WRITTEN PROBLEM – Within the listing below, locate all lines containing the word "What". Copy each one.

EXTRACTED MATERIAL –
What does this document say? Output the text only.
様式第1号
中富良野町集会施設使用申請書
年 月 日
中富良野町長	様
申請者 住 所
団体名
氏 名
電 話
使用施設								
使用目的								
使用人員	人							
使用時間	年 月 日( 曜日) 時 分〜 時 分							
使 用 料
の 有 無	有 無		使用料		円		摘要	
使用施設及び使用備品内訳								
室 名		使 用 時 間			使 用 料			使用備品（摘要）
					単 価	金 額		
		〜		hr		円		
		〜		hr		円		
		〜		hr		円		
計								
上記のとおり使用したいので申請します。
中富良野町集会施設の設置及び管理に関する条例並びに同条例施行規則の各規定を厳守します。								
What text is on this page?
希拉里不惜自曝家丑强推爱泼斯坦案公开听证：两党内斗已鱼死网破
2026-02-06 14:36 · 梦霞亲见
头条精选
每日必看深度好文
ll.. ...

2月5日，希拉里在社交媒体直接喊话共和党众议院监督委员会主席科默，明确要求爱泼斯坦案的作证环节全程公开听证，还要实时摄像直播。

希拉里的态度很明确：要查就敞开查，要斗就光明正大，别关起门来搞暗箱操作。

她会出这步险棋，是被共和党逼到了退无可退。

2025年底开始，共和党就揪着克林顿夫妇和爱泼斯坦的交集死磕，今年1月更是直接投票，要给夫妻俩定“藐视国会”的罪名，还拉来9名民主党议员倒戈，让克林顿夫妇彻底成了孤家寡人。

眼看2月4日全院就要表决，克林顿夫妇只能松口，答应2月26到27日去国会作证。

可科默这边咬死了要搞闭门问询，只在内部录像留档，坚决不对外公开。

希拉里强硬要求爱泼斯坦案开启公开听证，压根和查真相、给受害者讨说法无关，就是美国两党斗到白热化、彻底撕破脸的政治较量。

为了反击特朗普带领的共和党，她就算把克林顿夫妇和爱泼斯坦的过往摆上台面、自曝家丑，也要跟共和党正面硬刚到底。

REPLY –
What does this document say? Output the text only.
What text is on this page?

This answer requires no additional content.